▸ Problem description: Below is a block of records; repeat all of them exactly.

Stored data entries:
**********
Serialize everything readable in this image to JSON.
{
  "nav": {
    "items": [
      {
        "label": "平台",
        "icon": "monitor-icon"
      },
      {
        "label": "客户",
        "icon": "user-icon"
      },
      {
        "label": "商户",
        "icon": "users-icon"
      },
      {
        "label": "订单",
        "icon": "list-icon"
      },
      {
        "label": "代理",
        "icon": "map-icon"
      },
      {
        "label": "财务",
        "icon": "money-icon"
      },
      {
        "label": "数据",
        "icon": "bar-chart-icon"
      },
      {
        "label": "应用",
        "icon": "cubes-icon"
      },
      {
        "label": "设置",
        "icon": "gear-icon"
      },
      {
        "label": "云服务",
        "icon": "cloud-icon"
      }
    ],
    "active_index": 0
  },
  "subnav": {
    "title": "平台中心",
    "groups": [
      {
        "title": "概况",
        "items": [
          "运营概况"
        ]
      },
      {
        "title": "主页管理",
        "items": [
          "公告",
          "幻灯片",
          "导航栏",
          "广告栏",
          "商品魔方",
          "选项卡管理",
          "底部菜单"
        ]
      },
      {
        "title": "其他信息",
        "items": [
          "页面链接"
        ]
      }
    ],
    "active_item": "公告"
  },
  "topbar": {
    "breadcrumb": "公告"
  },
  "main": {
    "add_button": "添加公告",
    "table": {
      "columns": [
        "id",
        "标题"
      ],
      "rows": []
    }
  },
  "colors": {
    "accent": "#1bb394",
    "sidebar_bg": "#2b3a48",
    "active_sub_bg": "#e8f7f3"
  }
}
**********
▸ Output:
Serialize everything readable in this image to JSON.
{
  "nav": {
    "items": [
      {
        "label": "平台",
        "icon": "monitor-icon"
      },
      {
        "label": "客户",
        "icon": "user-icon"
      },
      {
        "label": "商户",
        "icon": "users-icon"
      },
      {
        "label": "订单",
        "icon": "list-icon"
      },
      {
        "label": "代理",
        "icon": "map-icon"
      },
      {
        "label": "财务",
        "icon": "money-icon"
      },
      {
        "label": "数据",
        "icon": "bar-chart-icon"
      },
      {
        "label": "应用",
        "icon": "cubes-icon"
      },
      {
        "label": "设置",
        "icon": "gear-icon"
      },
      {
        "label": "云服务",
        "icon": "cloud-icon"
      }
    ],
    "active_index": 0
  },
  "subnav": {
    "title": "平台中心",
    "groups": [
      {
        "title": "概况",
        "items": [
          "运营概况"
        ]
      },
      {
        "title": "主页管理",
        "items": [
          "公告",
          "幻灯片",
          "导航栏",
          "广告栏",
          "商品魔方",
          "选项卡管理",
          "底部菜单"
        ]
      },
      {
        "title": "其他信息",
        "items": [
          "页面链接"
        ]
      }
    ],
    "active_item": "公告"
  },
  "topbar": {
    "breadcrumb": "公告"
  },
  "main": {
    "add_button": "添加公告",
    "table": {
      "columns": [
        "id",
        "标题"
      ],
      "rows": []
    }
  },
  "colors": {
    "accent": "#1bb394",
    "sidebar_bg": "#2b3a48",
    "active_sub_bg": "#e8f7f3"
  }
}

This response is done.